◆ **Request**:
Find the string "title" and gather every line that holds it.

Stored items
##############################

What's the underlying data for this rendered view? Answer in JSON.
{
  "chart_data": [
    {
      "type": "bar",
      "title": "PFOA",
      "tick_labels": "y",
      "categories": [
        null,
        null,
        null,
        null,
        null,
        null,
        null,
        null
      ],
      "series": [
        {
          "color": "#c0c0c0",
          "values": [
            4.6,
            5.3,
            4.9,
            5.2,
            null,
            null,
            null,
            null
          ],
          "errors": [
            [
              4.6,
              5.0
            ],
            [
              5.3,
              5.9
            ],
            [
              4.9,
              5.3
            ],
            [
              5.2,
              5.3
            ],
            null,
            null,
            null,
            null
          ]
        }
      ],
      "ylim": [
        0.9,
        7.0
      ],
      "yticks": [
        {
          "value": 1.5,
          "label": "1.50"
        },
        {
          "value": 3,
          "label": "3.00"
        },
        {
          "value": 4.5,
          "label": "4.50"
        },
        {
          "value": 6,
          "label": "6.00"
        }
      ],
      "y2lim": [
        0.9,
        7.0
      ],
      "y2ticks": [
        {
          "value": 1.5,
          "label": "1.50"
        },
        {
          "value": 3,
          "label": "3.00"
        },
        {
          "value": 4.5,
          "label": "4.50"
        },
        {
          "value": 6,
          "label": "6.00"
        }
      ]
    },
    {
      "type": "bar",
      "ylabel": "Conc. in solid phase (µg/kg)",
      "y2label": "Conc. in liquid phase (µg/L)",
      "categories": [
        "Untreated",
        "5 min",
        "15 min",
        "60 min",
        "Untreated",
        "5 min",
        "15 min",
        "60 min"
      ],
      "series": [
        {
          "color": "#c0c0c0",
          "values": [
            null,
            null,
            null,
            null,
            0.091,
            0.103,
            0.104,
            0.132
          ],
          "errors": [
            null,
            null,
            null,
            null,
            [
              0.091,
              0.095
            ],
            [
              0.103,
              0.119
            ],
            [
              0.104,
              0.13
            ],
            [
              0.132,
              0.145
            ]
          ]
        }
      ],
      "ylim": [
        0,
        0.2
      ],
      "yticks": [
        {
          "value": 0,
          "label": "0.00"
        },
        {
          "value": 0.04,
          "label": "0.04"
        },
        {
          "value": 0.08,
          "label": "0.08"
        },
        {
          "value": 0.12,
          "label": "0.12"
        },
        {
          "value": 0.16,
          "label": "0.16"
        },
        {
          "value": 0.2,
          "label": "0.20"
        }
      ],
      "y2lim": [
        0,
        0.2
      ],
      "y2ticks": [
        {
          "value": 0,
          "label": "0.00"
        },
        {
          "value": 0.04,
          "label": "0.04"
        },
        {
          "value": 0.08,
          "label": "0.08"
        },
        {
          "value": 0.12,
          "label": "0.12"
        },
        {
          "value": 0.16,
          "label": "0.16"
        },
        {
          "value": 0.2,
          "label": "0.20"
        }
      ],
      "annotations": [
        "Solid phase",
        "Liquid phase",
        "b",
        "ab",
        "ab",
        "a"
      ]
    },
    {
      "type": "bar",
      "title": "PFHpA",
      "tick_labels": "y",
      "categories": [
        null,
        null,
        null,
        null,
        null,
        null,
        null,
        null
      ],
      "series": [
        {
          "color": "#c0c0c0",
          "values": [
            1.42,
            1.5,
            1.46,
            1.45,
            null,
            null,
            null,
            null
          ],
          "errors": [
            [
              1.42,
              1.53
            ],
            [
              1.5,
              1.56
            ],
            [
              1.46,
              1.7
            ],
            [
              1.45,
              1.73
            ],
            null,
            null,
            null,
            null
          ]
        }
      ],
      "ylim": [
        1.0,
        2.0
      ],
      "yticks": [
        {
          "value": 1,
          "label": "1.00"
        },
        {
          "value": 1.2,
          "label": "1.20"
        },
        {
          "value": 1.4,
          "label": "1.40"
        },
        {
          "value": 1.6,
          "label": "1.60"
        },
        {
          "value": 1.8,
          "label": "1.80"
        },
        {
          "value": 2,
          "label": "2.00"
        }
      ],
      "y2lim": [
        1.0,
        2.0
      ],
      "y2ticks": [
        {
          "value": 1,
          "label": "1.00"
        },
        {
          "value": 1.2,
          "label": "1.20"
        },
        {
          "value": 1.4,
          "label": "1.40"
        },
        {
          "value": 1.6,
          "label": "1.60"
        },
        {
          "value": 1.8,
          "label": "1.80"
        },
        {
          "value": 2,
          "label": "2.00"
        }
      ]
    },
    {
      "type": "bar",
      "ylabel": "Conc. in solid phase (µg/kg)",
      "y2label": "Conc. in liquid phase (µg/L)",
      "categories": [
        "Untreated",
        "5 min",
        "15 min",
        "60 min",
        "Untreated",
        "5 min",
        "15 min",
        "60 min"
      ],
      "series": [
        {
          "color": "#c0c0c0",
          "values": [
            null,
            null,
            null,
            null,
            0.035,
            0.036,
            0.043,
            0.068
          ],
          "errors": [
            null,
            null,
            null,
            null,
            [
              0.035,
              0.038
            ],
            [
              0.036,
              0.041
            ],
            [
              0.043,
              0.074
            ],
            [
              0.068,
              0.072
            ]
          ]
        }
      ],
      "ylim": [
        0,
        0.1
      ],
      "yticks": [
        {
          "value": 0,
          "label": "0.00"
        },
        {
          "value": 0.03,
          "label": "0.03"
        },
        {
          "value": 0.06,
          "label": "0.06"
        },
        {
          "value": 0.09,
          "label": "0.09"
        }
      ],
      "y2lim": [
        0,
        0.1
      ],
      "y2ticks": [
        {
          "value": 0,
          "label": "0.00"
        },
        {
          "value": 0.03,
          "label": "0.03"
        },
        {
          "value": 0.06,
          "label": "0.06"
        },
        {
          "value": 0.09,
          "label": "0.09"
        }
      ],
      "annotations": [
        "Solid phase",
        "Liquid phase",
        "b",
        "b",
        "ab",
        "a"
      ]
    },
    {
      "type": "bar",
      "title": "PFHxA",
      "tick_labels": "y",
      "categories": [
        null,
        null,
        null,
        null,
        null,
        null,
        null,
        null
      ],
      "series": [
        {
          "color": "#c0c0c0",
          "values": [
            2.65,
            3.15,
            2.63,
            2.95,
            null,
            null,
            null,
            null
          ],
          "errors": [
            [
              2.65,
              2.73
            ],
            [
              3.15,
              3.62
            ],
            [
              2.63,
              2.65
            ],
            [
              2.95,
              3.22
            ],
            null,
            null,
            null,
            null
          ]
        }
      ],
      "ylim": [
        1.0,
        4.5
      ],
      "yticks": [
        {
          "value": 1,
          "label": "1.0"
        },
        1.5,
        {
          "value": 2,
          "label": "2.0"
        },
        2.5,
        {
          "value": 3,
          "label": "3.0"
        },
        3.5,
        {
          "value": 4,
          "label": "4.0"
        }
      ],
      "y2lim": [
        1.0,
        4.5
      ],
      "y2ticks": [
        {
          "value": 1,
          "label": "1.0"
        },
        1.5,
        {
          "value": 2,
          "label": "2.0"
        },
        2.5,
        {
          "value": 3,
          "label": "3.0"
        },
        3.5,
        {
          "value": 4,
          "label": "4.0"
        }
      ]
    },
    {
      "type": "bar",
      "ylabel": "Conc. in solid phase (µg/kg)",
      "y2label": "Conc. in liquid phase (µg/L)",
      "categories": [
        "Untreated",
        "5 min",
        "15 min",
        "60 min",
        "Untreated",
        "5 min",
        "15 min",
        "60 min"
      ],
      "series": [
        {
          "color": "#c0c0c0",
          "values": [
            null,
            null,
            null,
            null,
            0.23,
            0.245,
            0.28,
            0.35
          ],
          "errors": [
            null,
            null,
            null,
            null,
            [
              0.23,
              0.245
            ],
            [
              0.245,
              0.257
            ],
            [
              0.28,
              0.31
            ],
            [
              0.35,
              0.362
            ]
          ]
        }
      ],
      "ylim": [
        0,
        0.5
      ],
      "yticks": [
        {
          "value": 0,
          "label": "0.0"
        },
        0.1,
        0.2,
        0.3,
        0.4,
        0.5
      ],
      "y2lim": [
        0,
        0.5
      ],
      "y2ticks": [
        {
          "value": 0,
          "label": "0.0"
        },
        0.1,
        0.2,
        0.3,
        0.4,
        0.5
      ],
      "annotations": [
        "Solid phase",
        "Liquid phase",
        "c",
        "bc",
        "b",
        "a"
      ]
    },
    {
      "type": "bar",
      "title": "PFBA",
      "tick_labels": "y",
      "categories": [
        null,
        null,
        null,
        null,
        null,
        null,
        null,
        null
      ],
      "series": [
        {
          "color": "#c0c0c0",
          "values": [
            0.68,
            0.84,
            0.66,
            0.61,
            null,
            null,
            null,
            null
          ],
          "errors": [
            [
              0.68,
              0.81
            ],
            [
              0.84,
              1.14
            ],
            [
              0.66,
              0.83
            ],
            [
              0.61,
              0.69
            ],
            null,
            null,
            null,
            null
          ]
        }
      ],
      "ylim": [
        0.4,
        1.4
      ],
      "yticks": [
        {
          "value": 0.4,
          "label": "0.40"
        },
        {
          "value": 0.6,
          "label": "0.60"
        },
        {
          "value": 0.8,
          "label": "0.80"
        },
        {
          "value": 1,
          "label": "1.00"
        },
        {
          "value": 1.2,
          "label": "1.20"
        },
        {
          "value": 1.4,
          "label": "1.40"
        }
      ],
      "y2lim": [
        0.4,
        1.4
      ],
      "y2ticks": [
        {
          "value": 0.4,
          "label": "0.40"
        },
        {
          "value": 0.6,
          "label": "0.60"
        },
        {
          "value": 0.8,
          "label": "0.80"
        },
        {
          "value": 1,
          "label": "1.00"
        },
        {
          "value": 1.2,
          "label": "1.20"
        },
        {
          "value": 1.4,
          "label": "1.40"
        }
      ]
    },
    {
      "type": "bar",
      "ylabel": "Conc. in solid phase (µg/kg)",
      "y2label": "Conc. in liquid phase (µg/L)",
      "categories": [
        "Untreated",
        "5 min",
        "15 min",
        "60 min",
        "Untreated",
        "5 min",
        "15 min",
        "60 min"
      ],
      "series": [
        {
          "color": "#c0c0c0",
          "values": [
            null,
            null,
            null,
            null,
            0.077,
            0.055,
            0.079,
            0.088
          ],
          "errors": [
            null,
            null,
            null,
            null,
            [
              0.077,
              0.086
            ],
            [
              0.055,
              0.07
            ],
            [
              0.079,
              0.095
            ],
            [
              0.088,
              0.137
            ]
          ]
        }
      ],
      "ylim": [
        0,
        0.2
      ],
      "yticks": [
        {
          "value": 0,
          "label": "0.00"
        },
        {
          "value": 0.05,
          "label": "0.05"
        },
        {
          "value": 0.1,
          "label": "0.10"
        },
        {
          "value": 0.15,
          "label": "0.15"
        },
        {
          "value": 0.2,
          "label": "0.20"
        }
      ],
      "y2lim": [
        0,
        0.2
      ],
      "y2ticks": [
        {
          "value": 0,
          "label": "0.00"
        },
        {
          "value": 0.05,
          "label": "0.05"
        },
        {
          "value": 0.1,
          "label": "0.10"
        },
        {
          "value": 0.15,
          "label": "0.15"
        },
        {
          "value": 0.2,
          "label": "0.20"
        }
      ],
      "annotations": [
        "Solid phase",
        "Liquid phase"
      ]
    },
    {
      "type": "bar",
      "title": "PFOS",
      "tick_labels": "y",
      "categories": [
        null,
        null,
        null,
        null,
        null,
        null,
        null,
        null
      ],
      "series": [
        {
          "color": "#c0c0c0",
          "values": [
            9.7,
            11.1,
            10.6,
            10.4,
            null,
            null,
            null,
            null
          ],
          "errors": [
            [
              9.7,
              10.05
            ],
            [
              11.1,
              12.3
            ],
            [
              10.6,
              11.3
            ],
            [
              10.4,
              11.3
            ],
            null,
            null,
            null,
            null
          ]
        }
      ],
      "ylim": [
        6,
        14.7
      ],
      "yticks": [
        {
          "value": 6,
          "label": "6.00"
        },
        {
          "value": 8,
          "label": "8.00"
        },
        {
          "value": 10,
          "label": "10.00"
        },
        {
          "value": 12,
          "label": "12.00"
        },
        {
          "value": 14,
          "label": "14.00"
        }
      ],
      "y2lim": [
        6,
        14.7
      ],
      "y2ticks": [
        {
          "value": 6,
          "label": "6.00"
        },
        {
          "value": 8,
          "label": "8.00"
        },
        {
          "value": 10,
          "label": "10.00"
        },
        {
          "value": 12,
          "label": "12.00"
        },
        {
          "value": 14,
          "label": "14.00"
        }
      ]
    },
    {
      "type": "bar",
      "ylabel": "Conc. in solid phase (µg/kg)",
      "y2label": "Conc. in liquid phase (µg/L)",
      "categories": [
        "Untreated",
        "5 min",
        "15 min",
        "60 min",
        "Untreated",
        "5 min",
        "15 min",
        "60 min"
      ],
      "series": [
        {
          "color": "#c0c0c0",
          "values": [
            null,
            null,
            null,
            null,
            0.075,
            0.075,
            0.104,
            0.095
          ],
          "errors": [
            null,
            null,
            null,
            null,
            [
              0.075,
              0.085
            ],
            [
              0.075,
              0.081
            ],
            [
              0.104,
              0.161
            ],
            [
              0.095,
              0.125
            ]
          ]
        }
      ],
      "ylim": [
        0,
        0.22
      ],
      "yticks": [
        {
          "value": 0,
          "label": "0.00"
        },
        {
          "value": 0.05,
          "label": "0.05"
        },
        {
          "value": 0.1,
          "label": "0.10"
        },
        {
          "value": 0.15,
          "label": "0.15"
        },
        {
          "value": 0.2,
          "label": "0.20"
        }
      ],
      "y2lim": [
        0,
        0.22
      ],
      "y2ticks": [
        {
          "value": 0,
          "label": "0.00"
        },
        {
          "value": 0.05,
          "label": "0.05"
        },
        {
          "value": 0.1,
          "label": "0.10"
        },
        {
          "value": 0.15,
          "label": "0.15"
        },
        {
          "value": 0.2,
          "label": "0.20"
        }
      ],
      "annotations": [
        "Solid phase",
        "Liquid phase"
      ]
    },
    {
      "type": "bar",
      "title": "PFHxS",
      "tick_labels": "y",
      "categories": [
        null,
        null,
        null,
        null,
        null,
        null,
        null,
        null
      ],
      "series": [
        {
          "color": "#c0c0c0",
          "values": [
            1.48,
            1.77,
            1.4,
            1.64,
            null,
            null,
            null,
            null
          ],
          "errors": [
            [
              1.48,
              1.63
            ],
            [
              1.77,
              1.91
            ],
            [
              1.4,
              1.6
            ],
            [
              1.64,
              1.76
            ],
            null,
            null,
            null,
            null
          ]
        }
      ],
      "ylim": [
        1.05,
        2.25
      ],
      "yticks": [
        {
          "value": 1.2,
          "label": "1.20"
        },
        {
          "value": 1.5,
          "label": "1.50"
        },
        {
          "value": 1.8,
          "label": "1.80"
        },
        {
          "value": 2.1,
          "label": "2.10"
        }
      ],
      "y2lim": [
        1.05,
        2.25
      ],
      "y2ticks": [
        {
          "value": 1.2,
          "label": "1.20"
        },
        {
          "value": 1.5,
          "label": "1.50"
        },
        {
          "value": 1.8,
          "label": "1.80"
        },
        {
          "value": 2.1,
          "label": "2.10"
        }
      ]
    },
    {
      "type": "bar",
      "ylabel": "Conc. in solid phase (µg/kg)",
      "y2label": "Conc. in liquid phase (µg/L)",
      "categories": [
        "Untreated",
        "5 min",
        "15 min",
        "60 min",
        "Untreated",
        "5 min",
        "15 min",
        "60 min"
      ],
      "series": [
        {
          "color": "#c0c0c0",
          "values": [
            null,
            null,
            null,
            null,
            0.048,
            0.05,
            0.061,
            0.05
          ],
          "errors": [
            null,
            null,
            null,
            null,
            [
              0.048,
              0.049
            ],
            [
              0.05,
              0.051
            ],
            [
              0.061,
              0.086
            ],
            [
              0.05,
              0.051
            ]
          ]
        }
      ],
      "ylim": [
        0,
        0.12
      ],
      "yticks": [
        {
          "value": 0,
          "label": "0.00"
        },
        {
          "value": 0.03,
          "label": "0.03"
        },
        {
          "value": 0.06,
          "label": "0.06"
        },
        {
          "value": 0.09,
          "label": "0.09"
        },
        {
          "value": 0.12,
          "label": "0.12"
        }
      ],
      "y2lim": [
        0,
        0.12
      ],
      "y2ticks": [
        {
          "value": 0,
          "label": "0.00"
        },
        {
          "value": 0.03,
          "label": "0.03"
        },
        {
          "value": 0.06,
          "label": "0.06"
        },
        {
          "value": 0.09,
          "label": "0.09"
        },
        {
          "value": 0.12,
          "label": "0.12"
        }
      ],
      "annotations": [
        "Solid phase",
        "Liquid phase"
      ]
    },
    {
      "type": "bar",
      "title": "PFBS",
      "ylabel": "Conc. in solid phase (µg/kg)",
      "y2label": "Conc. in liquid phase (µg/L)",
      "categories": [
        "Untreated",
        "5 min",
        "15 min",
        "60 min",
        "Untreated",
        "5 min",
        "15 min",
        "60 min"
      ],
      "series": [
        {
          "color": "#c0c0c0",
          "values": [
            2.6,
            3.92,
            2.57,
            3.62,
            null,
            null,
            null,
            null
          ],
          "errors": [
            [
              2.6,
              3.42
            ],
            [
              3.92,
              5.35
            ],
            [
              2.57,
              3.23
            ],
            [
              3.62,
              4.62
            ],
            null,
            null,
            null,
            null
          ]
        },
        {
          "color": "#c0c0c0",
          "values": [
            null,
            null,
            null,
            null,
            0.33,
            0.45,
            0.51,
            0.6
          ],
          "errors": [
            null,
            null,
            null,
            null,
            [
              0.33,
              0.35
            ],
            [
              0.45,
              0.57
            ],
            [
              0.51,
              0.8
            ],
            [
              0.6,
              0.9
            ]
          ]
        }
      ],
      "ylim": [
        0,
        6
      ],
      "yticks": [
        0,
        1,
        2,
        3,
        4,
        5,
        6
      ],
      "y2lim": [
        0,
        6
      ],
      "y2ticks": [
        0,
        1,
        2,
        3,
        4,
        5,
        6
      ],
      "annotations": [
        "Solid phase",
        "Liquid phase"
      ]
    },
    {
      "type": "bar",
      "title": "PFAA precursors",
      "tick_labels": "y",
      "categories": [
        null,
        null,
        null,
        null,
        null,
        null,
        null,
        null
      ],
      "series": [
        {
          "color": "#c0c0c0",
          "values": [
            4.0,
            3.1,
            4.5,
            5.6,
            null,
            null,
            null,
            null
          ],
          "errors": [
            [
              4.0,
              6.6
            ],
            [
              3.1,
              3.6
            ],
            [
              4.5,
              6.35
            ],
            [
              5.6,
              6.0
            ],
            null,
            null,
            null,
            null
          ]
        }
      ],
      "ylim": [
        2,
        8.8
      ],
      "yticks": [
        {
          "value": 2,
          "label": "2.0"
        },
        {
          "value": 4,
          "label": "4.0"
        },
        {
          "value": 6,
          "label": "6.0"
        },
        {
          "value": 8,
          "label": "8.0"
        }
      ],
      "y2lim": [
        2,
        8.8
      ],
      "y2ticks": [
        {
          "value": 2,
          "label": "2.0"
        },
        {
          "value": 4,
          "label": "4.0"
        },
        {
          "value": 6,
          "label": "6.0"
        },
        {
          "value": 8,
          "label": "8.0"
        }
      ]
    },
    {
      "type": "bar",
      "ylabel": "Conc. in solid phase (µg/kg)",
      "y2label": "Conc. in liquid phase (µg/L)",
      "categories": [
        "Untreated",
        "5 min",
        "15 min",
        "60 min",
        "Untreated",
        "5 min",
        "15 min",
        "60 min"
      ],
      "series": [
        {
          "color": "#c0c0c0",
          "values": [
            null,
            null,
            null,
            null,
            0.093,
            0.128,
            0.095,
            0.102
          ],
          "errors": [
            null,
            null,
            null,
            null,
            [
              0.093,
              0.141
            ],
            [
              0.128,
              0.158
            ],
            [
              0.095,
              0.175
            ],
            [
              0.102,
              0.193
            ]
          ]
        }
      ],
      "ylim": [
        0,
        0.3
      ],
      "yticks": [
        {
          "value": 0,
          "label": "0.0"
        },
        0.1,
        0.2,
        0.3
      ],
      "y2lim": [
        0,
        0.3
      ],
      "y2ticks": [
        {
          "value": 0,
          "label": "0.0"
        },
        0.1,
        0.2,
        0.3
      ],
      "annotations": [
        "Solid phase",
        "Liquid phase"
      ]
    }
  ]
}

##############################

◆ **Solution for this problem**:
      "title": "PFOA",
      "title": "PFHpA",
      "title": "PFHxA",
      "title": "PFBA",
      "title": "PFOS",
      "title": "PFHxS",
      "title": "PFBS",
      "title": "PFAA precursors",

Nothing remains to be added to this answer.